Each record must be reproduced exactly as it is shown.

Records for this exercise
* START *

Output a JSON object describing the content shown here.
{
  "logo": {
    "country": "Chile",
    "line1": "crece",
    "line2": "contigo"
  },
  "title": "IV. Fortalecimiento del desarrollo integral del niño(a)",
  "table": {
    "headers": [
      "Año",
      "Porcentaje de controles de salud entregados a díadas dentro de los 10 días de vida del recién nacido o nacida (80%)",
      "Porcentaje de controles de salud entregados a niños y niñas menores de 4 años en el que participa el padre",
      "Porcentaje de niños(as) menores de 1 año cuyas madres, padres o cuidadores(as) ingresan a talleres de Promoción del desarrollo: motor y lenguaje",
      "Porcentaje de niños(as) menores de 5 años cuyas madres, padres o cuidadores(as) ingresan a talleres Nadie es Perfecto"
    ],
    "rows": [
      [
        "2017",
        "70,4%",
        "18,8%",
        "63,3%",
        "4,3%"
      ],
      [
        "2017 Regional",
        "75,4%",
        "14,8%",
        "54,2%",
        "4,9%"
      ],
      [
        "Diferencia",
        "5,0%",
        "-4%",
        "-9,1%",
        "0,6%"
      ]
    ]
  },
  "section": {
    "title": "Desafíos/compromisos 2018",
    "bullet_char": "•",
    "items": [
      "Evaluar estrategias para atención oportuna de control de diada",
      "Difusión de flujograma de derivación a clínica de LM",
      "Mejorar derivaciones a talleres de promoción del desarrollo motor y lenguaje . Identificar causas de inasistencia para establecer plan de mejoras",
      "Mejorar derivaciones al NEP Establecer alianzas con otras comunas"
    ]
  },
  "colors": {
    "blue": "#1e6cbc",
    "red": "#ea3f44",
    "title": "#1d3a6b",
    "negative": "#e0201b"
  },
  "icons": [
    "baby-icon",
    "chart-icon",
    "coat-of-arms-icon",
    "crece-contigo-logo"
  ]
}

* END *

Solution to the problem
Output a JSON object describing the content shown here.
{
  "logo": {
    "country": "Chile",
    "line1": "crece",
    "line2": "contigo"
  },
  "title": "IV. Fortalecimiento del desarrollo integral del niño(a)",
  "table": {
    "headers": [
      "Año",
      "Porcentaje de controles de salud entregados a díadas dentro de los 10 días de vida del recién nacido o nacida (80%)",
      "Porcentaje de controles de salud entregados a niños y niñas menores de 4 años en el que participa el padre",
      "Porcentaje de niños(as) menores de 1 año cuyas madres, padres o cuidadores(as) ingresan a talleres de Promoción del desarrollo: motor y lenguaje",
      "Porcentaje de niños(as) menores de 5 años cuyas madres, padres o cuidadores(as) ingresan a talleres Nadie es Perfecto"
    ],
    "rows": [
      [
        "2017",
        "70,4%",
        "18,8%",
        "63,3%",
        "4,3%"
      ],
      [
        "2017 Regional",
        "75,4%",
        "14,8%",
        "54,2%",
        "4,9%"
      ],
      [
        "Diferencia",
        "5,0%",
        "-4%",
        "-9,1%",
        "0,6%"
      ]
    ]
  },
  "section": {
    "title": "Desafíos/compromisos 2018",
    "bullet_char": "•",
    "items": [
      "Evaluar estrategias para atención oportuna de control de diada",
      "Difusión de flujograma de derivación a clínica de LM",
      "Mejorar derivaciones a talleres de promoción del desarrollo motor y lenguaje . Identificar causas de inasistencia para establecer plan de mejoras",
      "Mejorar derivaciones al NEP Establecer alianzas con otras comunas"
    ]
  },
  "colors": {
    "blue": "#1e6cbc",
    "red": "#ea3f44",
    "title": "#1d3a6b",
    "negative": "#e0201b"
  },
  "icons": [
    "baby-icon",
    "chart-icon",
    "coat-of-arms-icon",
    "crece-contigo-logo"
  ]
}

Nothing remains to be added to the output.